TASK OBJECTIVE: Pull every line containing "name" out of the material below.

---

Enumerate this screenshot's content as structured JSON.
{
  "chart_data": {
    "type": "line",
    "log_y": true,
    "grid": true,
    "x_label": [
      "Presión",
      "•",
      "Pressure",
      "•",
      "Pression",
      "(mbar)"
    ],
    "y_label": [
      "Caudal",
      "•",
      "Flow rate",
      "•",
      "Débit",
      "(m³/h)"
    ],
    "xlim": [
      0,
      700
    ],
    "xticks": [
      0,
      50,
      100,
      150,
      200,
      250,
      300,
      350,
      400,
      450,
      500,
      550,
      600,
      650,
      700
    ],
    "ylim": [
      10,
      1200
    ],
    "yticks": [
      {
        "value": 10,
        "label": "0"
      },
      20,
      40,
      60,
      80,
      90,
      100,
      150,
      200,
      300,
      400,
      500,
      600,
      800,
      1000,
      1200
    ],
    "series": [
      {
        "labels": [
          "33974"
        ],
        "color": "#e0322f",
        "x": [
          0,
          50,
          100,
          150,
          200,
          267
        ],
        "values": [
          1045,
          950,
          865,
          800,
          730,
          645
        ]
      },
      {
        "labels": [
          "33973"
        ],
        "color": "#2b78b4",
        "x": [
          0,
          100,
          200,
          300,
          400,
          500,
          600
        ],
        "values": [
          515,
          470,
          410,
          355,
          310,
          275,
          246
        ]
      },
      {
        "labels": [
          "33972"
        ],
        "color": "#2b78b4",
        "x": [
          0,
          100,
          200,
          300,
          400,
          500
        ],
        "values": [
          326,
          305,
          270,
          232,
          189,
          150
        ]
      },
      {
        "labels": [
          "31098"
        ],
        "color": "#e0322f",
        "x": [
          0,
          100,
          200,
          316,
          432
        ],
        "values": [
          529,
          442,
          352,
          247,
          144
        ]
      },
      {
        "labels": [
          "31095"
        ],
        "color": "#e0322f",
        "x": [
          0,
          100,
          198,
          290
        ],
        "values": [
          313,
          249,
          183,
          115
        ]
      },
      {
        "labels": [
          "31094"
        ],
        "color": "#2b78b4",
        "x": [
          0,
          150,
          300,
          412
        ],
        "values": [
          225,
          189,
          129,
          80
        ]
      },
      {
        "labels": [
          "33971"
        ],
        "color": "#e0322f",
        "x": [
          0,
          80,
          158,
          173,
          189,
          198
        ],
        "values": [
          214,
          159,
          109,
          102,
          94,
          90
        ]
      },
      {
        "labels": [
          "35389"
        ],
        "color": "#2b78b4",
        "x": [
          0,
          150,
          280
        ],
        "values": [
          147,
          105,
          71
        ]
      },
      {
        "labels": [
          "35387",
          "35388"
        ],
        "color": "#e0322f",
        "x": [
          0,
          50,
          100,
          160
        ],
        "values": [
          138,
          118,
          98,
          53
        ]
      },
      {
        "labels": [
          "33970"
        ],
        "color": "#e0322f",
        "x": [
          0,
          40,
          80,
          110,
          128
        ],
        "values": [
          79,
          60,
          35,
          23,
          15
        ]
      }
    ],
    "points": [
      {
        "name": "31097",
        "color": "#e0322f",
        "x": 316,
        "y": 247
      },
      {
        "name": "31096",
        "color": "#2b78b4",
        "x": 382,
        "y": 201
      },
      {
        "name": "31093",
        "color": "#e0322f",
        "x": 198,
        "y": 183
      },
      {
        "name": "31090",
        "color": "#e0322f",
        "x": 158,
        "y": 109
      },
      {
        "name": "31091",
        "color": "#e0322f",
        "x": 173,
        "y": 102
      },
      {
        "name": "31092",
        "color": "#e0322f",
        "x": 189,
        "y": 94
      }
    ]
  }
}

---

TASK ANSWER:
        "name": "31097",
        "name": "31096",
        "name": "31093",
        "name": "31090",
        "name": "31091",
        "name": "31092",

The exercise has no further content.